=== INSTRUCTIONS FOR THE TASK ===
Go through the entries one line at a time, and gather every line that has the word "archive".
======== RECORDS FOR THIS EXERCISE ========
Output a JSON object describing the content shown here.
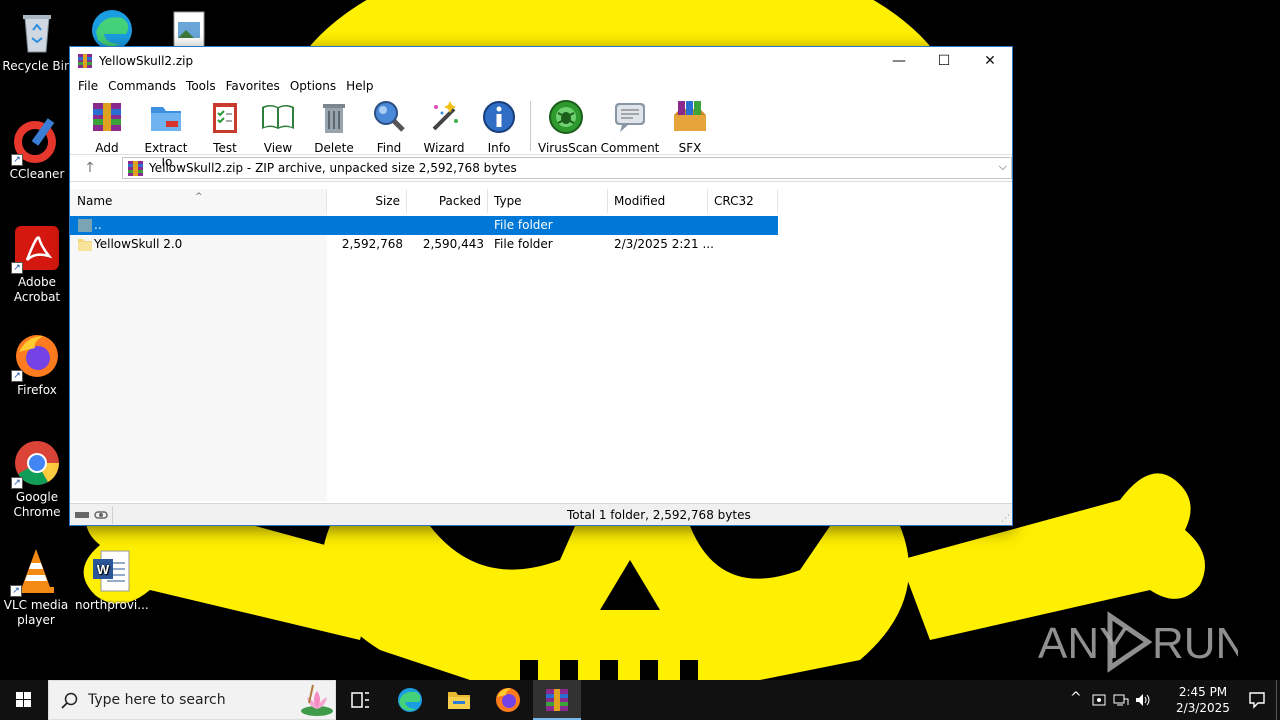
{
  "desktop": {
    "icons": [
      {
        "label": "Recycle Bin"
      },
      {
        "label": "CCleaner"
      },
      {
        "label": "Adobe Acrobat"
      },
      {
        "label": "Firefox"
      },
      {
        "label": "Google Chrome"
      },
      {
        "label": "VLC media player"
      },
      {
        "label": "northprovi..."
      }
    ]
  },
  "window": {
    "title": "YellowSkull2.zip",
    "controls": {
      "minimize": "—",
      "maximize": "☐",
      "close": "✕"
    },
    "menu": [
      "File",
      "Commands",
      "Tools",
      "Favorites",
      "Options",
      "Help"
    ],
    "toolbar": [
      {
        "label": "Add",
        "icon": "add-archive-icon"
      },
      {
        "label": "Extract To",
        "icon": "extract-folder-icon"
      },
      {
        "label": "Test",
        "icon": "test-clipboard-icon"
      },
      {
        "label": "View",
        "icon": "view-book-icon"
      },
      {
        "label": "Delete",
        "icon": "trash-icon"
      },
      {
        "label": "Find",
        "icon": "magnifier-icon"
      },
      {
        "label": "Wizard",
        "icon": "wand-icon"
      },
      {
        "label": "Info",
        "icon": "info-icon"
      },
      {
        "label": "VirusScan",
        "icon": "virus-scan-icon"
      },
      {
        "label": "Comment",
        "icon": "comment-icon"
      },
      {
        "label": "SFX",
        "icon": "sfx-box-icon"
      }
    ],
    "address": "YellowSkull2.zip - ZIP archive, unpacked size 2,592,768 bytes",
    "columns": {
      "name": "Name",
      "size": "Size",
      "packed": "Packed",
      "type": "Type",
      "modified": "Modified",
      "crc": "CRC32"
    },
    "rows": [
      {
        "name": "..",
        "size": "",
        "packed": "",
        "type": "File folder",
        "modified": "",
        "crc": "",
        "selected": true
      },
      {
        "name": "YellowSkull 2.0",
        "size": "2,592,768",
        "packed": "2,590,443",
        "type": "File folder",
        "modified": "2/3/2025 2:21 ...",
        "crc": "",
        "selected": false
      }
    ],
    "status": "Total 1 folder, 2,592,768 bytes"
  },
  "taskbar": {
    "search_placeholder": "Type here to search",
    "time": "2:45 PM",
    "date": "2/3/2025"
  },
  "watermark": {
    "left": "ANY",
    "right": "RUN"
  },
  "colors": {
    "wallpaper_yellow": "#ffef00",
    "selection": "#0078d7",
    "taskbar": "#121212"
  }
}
========
======== RECORDS FOR THIS EXERCISE ========
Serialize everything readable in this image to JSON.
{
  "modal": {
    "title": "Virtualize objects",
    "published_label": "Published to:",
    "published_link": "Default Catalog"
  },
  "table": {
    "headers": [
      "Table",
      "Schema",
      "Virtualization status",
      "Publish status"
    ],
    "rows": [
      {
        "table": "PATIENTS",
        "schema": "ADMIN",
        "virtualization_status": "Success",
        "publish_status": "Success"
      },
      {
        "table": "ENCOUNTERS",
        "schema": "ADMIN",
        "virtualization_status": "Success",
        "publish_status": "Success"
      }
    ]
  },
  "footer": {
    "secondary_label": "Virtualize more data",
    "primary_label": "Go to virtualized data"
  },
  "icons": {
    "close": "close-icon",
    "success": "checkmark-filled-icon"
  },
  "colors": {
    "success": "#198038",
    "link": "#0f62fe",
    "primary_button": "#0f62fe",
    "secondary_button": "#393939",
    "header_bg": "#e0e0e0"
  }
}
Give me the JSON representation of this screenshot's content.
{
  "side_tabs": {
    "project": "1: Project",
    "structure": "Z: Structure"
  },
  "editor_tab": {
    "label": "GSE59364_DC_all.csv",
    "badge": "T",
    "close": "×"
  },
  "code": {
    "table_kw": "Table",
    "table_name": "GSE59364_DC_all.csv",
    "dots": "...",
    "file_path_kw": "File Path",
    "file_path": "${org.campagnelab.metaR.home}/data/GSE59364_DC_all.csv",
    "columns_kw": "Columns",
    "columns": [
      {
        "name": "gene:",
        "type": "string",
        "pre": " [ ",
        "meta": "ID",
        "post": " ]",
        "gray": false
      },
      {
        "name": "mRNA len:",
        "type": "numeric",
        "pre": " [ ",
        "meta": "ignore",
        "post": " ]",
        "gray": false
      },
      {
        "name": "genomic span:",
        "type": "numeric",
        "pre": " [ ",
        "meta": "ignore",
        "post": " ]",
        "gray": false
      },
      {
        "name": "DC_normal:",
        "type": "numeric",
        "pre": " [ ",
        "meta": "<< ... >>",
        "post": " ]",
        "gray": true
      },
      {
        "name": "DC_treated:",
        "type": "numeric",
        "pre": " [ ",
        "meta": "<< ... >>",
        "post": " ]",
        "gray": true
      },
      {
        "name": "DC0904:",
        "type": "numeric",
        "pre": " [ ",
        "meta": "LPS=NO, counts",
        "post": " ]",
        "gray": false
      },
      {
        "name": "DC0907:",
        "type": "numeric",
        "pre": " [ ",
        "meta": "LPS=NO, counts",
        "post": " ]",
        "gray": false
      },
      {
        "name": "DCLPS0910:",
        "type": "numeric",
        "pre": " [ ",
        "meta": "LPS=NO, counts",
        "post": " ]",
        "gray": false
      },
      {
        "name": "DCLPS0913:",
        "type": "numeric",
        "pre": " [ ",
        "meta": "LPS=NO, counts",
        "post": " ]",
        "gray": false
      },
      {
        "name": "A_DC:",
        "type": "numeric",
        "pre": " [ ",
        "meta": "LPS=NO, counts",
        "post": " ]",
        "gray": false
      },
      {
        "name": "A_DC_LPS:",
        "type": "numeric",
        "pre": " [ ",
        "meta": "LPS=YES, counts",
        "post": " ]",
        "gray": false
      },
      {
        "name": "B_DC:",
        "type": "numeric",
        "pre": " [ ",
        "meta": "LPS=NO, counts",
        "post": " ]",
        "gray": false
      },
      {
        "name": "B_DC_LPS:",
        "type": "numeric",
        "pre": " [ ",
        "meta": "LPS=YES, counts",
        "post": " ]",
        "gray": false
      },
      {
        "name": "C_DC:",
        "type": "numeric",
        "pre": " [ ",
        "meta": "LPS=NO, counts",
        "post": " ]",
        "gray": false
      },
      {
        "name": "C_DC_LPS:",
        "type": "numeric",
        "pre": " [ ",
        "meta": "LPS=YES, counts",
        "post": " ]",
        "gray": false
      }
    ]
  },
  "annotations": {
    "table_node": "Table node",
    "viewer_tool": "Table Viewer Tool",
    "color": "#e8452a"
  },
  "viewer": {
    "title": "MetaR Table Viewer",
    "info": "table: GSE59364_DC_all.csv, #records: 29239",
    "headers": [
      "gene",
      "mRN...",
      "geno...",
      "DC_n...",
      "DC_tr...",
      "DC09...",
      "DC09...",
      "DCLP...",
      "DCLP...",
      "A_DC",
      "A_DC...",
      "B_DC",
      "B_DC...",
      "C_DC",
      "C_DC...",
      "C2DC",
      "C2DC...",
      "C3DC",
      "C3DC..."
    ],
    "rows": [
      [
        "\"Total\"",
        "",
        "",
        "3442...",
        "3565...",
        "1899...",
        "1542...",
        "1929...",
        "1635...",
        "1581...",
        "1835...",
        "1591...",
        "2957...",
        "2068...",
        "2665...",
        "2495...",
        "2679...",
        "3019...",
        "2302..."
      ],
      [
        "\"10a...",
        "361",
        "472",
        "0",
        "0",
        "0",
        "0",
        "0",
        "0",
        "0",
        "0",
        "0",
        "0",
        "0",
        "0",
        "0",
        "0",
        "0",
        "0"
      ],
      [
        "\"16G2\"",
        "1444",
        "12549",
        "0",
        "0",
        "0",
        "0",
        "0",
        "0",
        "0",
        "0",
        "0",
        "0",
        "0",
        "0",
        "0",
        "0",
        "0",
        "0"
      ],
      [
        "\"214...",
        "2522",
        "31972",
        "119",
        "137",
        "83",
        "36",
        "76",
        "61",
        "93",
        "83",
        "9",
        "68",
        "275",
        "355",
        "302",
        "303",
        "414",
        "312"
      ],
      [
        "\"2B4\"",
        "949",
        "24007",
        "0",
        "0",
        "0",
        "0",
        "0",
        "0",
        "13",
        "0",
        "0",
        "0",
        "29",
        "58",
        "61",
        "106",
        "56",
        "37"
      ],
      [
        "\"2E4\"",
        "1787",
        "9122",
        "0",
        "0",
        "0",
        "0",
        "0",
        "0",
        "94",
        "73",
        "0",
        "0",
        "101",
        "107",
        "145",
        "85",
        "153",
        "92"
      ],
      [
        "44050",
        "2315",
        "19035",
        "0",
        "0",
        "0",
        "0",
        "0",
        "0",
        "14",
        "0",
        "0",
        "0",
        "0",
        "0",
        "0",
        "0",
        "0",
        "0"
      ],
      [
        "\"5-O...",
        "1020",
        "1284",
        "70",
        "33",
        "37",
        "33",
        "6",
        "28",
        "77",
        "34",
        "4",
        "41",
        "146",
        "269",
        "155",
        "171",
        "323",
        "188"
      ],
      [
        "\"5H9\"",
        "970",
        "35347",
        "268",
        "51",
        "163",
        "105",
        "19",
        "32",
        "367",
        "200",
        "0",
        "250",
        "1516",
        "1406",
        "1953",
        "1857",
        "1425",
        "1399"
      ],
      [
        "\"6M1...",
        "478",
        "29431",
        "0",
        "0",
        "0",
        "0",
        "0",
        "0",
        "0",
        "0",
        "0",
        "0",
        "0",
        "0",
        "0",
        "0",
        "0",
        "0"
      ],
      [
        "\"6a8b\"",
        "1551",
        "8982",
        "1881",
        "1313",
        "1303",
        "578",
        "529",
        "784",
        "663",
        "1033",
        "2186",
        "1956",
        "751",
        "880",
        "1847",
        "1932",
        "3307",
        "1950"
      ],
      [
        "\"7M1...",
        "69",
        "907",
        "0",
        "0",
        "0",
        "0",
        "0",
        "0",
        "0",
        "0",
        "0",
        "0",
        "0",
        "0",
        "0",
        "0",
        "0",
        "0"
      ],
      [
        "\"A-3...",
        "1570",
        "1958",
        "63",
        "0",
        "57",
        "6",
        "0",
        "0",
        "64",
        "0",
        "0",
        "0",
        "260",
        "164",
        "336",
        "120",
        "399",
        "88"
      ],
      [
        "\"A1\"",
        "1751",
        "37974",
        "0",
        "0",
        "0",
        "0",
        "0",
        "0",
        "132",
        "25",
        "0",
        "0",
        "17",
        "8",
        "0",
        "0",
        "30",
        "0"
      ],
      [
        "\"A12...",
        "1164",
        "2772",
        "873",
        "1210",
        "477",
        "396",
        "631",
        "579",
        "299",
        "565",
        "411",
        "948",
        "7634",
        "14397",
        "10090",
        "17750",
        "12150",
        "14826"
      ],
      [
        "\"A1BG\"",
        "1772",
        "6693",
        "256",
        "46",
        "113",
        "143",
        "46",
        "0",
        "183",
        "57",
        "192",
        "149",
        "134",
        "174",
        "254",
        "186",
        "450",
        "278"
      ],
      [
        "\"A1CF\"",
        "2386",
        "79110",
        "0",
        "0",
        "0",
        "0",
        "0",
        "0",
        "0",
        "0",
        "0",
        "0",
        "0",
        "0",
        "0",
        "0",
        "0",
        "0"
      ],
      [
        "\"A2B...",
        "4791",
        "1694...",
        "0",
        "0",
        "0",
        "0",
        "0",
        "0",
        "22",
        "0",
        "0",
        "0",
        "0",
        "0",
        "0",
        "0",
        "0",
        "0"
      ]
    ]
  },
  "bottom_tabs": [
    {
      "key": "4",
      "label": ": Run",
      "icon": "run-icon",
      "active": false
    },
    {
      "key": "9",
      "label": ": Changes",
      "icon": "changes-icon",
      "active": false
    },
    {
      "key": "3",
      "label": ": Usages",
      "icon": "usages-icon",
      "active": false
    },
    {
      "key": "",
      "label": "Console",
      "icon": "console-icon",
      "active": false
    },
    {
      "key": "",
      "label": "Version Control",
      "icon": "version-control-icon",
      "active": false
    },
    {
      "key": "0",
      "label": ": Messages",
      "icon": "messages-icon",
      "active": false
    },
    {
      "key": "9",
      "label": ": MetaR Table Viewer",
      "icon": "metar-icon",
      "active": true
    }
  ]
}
========
======== RECORDS FOR THIS EXERCISE ========
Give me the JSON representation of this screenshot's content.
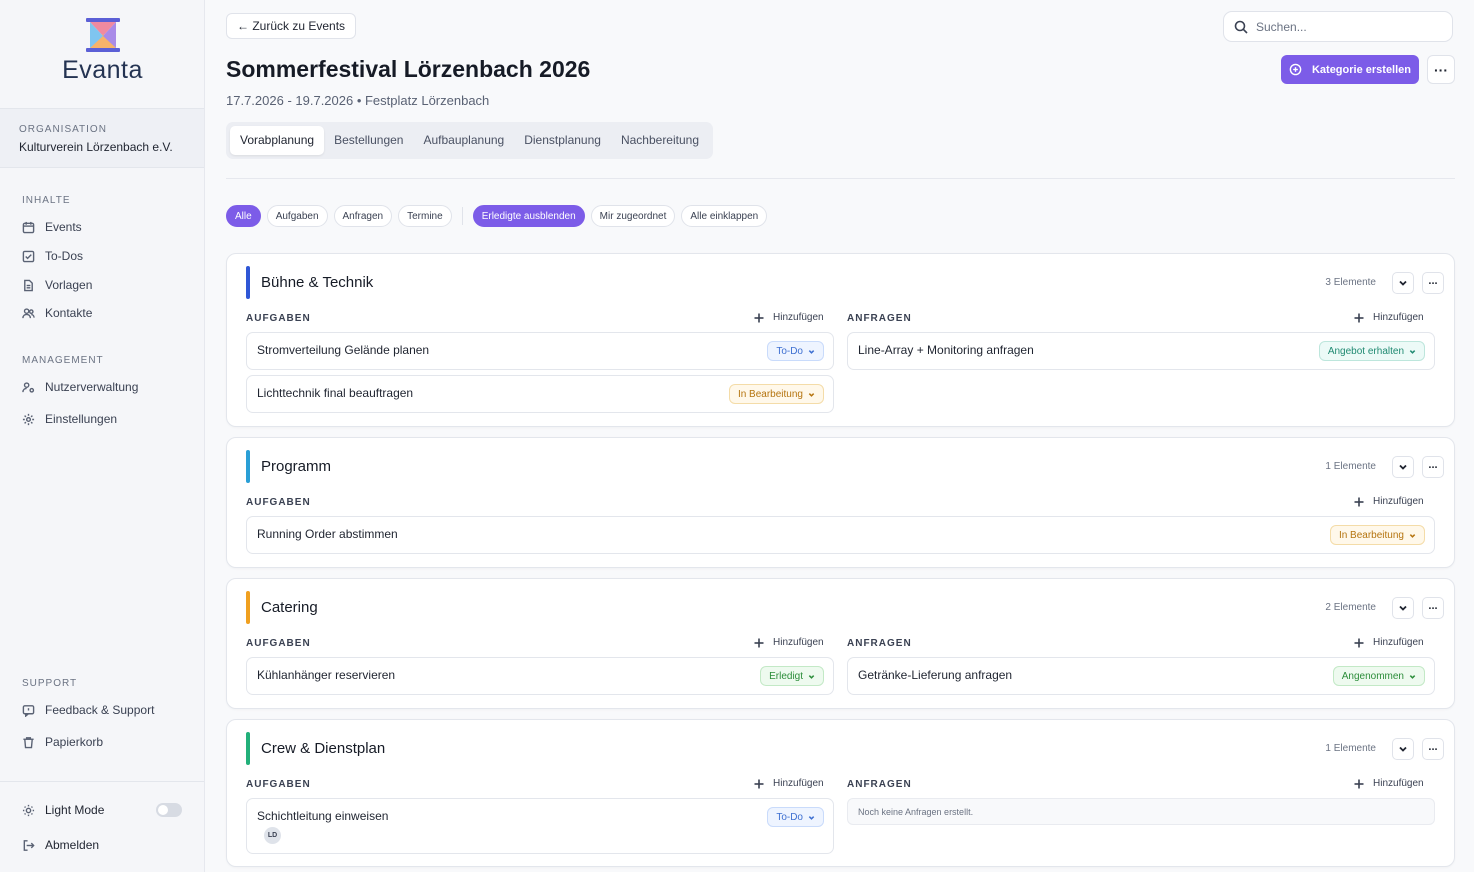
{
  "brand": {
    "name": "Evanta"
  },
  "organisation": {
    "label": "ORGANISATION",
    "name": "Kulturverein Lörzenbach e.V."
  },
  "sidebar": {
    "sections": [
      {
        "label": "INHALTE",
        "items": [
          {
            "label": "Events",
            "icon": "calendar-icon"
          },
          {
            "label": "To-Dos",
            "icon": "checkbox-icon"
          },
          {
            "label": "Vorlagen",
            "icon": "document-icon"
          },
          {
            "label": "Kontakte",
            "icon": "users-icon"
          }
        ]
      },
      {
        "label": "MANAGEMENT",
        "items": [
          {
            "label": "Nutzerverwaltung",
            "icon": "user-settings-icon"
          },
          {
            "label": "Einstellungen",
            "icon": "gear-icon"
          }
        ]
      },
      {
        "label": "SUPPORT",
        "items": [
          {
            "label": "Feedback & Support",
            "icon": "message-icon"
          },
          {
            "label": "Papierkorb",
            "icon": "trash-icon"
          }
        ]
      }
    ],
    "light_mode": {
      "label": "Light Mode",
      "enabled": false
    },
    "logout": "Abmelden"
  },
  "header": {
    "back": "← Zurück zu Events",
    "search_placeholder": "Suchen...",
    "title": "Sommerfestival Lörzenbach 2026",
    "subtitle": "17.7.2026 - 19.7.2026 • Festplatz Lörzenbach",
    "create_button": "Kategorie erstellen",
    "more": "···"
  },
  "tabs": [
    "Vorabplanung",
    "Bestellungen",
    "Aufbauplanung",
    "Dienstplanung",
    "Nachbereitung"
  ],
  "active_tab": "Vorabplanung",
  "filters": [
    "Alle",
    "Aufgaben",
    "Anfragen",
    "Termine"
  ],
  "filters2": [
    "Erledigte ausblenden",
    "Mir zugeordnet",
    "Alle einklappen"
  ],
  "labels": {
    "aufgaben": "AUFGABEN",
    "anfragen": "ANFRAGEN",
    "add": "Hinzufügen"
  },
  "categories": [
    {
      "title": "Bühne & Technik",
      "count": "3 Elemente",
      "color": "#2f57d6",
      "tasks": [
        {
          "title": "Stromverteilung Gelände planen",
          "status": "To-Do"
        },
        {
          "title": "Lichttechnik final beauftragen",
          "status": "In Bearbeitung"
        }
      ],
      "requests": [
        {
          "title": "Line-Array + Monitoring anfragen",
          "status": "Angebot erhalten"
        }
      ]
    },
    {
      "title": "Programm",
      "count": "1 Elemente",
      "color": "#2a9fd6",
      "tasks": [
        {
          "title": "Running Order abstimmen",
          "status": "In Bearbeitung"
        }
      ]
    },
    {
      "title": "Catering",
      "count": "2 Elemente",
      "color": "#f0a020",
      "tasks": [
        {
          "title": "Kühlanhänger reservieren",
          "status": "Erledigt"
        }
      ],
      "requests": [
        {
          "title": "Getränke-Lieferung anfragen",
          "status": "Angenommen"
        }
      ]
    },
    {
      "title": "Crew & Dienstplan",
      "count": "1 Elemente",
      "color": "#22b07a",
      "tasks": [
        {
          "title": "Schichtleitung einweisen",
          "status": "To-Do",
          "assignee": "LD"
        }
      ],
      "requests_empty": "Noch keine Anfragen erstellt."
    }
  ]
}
========
=== WRITTEN ANSWER ===
        "icon": "add-archive-icon"
    "address": "YellowSkull2.zip - ZIP archive, unpacked size 2,592,768 bytes",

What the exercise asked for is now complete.